Copy each of the following rows verbatim, preserving their order, spacing, and punctuation.

────────────────────────────────────────

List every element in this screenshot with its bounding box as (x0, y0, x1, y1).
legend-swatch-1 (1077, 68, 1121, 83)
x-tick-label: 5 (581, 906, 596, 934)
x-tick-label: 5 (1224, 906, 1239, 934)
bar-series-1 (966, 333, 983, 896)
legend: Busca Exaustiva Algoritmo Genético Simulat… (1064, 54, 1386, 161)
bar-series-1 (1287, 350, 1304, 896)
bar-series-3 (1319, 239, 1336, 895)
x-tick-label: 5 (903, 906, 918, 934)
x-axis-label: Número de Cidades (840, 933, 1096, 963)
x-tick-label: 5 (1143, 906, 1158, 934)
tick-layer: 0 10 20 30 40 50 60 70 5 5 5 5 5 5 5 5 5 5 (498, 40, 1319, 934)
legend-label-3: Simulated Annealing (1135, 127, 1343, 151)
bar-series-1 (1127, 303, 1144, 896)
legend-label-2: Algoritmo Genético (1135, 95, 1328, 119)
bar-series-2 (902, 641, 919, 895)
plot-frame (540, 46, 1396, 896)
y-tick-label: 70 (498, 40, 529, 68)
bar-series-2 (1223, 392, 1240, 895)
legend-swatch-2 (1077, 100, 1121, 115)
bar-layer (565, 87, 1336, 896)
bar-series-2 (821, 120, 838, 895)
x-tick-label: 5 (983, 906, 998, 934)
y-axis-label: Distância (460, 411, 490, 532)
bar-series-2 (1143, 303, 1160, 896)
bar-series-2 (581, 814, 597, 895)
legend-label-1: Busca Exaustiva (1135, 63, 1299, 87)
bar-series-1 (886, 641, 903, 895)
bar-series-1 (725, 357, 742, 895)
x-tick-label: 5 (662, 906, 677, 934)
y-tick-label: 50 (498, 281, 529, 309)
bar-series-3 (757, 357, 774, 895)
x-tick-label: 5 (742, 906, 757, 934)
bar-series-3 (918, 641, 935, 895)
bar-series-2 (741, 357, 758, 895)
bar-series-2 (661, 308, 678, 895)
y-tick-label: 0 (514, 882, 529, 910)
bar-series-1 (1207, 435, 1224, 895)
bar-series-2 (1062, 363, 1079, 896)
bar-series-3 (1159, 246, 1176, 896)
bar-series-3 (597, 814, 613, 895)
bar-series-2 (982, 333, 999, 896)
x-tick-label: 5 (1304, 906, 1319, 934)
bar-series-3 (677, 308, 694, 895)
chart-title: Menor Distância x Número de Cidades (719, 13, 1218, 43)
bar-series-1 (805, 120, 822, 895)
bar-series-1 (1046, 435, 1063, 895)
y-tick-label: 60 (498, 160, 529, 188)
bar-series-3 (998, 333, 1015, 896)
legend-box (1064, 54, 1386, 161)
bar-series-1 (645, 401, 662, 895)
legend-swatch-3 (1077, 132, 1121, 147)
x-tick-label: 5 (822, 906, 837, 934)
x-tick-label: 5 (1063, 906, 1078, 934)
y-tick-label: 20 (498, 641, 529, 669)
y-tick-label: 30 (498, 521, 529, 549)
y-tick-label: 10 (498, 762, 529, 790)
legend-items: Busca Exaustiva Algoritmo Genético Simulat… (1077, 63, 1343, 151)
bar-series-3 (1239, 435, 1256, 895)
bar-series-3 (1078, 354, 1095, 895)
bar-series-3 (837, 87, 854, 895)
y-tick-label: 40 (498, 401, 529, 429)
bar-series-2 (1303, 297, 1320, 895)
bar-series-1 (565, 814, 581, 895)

────────────────────────────────────────

Reply:
List every element in this screenshot with its bounding box as (x0, y0, x1, y1).
legend-swatch-1 (1077, 68, 1121, 83)
x-tick-label: 5 (581, 906, 596, 934)
x-tick-label: 5 (1224, 906, 1239, 934)
bar-series-1 (966, 333, 983, 896)
legend: Busca Exaustiva Algoritmo Genético Simulat… (1064, 54, 1386, 161)
bar-series-1 (1287, 350, 1304, 896)
bar-series-3 (1319, 239, 1336, 895)
x-tick-label: 5 (903, 906, 918, 934)
x-axis-label: Número de Cidades (840, 933, 1096, 963)
x-tick-label: 5 (1143, 906, 1158, 934)
tick-layer: 0 10 20 30 40 50 60 70 5 5 5 5 5 5 5 5 5 5 (498, 40, 1319, 934)
legend-label-3: Simulated Annealing (1135, 127, 1343, 151)
bar-series-1 (1127, 303, 1144, 896)
legend-label-2: Algoritmo Genético (1135, 95, 1328, 119)
bar-series-2 (902, 641, 919, 895)
plot-frame (540, 46, 1396, 896)
y-tick-label: 70 (498, 40, 529, 68)
bar-series-2 (1223, 392, 1240, 895)
legend-swatch-2 (1077, 100, 1121, 115)
bar-layer (565, 87, 1336, 896)
bar-series-2 (821, 120, 838, 895)
x-tick-label: 5 (983, 906, 998, 934)
y-axis-label: Distância (460, 411, 490, 532)
bar-series-2 (1143, 303, 1160, 896)
bar-series-2 (581, 814, 597, 895)
legend-label-1: Busca Exaustiva (1135, 63, 1299, 87)
bar-series-1 (886, 641, 903, 895)
bar-series-1 (725, 357, 742, 895)
x-tick-label: 5 (662, 906, 677, 934)
y-tick-label: 50 (498, 281, 529, 309)
bar-series-3 (757, 357, 774, 895)
x-tick-label: 5 (742, 906, 757, 934)
bar-series-3 (918, 641, 935, 895)
bar-series-2 (741, 357, 758, 895)
bar-series-2 (661, 308, 678, 895)
y-tick-label: 0 (514, 882, 529, 910)
bar-series-1 (1207, 435, 1224, 895)
bar-series-2 (1062, 363, 1079, 896)
bar-series-3 (1159, 246, 1176, 896)
bar-series-3 (597, 814, 613, 895)
bar-series-2 (982, 333, 999, 896)
x-tick-label: 5 (1304, 906, 1319, 934)
bar-series-3 (677, 308, 694, 895)
chart-title: Menor Distância x Número de Cidades (719, 13, 1218, 43)
bar-series-1 (805, 120, 822, 895)
bar-series-1 (1046, 435, 1063, 895)
y-tick-label: 60 (498, 160, 529, 188)
bar-series-3 (998, 333, 1015, 896)
legend-box (1064, 54, 1386, 161)
bar-series-1 (645, 401, 662, 895)
legend-swatch-3 (1077, 132, 1121, 147)
x-tick-label: 5 (822, 906, 837, 934)
x-tick-label: 5 (1063, 906, 1078, 934)
y-tick-label: 20 (498, 641, 529, 669)
y-tick-label: 30 (498, 521, 529, 549)
y-tick-label: 10 (498, 762, 529, 790)
legend-items: Busca Exaustiva Algoritmo Genético Simulat… (1077, 63, 1343, 151)
bar-series-3 (1239, 435, 1256, 895)
bar-series-3 (1078, 354, 1095, 895)
bar-series-3 (837, 87, 854, 895)
y-tick-label: 40 (498, 401, 529, 429)
bar-series-2 (1303, 297, 1320, 895)
bar-series-1 (565, 814, 581, 895)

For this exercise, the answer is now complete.